**WORK INSTRUCTIONS:** Please reproduce every record, keeping each one exactly as written.

**Figure record extracts:**
----

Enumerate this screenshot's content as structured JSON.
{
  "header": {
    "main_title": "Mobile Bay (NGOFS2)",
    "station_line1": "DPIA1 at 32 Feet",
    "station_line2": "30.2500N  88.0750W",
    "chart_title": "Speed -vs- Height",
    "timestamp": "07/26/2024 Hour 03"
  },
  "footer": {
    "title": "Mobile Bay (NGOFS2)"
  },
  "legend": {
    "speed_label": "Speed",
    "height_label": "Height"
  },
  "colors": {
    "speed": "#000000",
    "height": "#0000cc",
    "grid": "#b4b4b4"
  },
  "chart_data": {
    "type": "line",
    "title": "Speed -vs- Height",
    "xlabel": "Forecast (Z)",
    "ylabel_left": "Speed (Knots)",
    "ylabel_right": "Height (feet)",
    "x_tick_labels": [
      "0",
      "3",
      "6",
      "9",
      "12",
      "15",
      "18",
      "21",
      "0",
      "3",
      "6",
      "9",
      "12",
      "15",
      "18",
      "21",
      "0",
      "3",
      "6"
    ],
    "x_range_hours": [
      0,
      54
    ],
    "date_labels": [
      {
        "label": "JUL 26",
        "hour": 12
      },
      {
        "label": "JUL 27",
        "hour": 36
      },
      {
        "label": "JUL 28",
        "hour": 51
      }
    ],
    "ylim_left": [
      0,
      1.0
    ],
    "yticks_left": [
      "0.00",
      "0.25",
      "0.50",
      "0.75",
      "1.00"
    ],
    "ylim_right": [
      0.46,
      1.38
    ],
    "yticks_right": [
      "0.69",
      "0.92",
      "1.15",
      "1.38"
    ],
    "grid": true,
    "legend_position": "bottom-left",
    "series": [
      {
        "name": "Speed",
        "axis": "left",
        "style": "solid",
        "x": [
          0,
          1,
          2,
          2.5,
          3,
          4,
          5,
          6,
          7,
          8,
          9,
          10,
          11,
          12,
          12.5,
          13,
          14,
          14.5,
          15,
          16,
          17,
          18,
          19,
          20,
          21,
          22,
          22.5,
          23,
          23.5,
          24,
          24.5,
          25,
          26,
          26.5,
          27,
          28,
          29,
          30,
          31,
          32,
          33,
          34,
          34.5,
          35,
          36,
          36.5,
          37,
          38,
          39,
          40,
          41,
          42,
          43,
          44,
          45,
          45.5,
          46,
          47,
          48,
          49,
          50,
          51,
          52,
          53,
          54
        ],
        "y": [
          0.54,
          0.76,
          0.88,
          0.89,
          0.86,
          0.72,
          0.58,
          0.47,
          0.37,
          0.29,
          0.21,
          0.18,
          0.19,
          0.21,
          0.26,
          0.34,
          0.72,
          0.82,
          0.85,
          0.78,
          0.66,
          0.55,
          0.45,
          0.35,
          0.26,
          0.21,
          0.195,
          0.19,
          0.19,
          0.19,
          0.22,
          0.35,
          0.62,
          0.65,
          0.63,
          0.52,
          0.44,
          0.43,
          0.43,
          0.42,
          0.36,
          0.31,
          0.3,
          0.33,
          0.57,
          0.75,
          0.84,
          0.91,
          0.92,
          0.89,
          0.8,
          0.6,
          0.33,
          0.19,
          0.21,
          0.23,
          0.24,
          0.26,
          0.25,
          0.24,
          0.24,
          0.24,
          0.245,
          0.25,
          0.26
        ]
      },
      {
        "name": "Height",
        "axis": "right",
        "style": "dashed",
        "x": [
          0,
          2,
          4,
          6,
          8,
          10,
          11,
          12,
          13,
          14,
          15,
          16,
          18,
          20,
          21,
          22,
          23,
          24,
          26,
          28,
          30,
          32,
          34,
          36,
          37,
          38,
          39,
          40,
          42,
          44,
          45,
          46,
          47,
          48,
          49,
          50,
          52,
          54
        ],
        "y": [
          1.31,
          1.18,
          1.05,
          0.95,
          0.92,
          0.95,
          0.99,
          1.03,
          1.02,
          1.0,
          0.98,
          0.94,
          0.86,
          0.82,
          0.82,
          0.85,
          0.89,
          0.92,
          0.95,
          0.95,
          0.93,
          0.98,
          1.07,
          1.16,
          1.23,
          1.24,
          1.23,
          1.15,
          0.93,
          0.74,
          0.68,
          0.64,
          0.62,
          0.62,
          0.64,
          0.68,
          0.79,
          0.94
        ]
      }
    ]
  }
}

----

**RIGHT ANSWER:**
Enumerate this screenshot's content as structured JSON.
{
  "header": {
    "main_title": "Mobile Bay (NGOFS2)",
    "station_line1": "DPIA1 at 32 Feet",
    "station_line2": "30.2500N  88.0750W",
    "chart_title": "Speed -vs- Height",
    "timestamp": "07/26/2024 Hour 03"
  },
  "footer": {
    "title": "Mobile Bay (NGOFS2)"
  },
  "legend": {
    "speed_label": "Speed",
    "height_label": "Height"
  },
  "colors": {
    "speed": "#000000",
    "height": "#0000cc",
    "grid": "#b4b4b4"
  },
  "chart_data": {
    "type": "line",
    "title": "Speed -vs- Height",
    "xlabel": "Forecast (Z)",
    "ylabel_left": "Speed (Knots)",
    "ylabel_right": "Height (feet)",
    "x_tick_labels": [
      "0",
      "3",
      "6",
      "9",
      "12",
      "15",
      "18",
      "21",
      "0",
      "3",
      "6",
      "9",
      "12",
      "15",
      "18",
      "21",
      "0",
      "3",
      "6"
    ],
    "x_range_hours": [
      0,
      54
    ],
    "date_labels": [
      {
        "label": "JUL 26",
        "hour": 12
      },
      {
        "label": "JUL 27",
        "hour": 36
      },
      {
        "label": "JUL 28",
        "hour": 51
      }
    ],
    "ylim_left": [
      0,
      1.0
    ],
    "yticks_left": [
      "0.00",
      "0.25",
      "0.50",
      "0.75",
      "1.00"
    ],
    "ylim_right": [
      0.46,
      1.38
    ],
    "yticks_right": [
      "0.69",
      "0.92",
      "1.15",
      "1.38"
    ],
    "grid": true,
    "legend_position": "bottom-left",
    "series": [
      {
        "name": "Speed",
        "axis": "left",
        "style": "solid",
        "x": [
          0,
          1,
          2,
          2.5,
          3,
          4,
          5,
          6,
          7,
          8,
          9,
          10,
          11,
          12,
          12.5,
          13,
          14,
          14.5,
          15,
          16,
          17,
          18,
          19,
          20,
          21,
          22,
          22.5,
          23,
          23.5,
          24,
          24.5,
          25,
          26,
          26.5,
          27,
          28,
          29,
          30,
          31,
          32,
          33,
          34,
          34.5,
          35,
          36,
          36.5,
          37,
          38,
          39,
          40,
          41,
          42,
          43,
          44,
          45,
          45.5,
          46,
          47,
          48,
          49,
          50,
          51,
          52,
          53,
          54
        ],
        "y": [
          0.54,
          0.76,
          0.88,
          0.89,
          0.86,
          0.72,
          0.58,
          0.47,
          0.37,
          0.29,
          0.21,
          0.18,
          0.19,
          0.21,
          0.26,
          0.34,
          0.72,
          0.82,
          0.85,
          0.78,
          0.66,
          0.55,
          0.45,
          0.35,
          0.26,
          0.21,
          0.195,
          0.19,
          0.19,
          0.19,
          0.22,
          0.35,
          0.62,
          0.65,
          0.63,
          0.52,
          0.44,
          0.43,
          0.43,
          0.42,
          0.36,
          0.31,
          0.3,
          0.33,
          0.57,
          0.75,
          0.84,
          0.91,
          0.92,
          0.89,
          0.8,
          0.6,
          0.33,
          0.19,
          0.21,
          0.23,
          0.24,
          0.26,
          0.25,
          0.24,
          0.24,
          0.24,
          0.245,
          0.25,
          0.26
        ]
      },
      {
        "name": "Height",
        "axis": "right",
        "style": "dashed",
        "x": [
          0,
          2,
          4,
          6,
          8,
          10,
          11,
          12,
          13,
          14,
          15,
          16,
          18,
          20,
          21,
          22,
          23,
          24,
          26,
          28,
          30,
          32,
          34,
          36,
          37,
          38,
          39,
          40,
          42,
          44,
          45,
          46,
          47,
          48,
          49,
          50,
          52,
          54
        ],
        "y": [
          1.31,
          1.18,
          1.05,
          0.95,
          0.92,
          0.95,
          0.99,
          1.03,
          1.02,
          1.0,
          0.98,
          0.94,
          0.86,
          0.82,
          0.82,
          0.85,
          0.89,
          0.92,
          0.95,
          0.95,
          0.93,
          0.98,
          1.07,
          1.16,
          1.23,
          1.24,
          1.23,
          1.15,
          0.93,
          0.74,
          0.68,
          0.64,
          0.62,
          0.62,
          0.64,
          0.68,
          0.79,
          0.94
        ]
      }
    ]
  }
}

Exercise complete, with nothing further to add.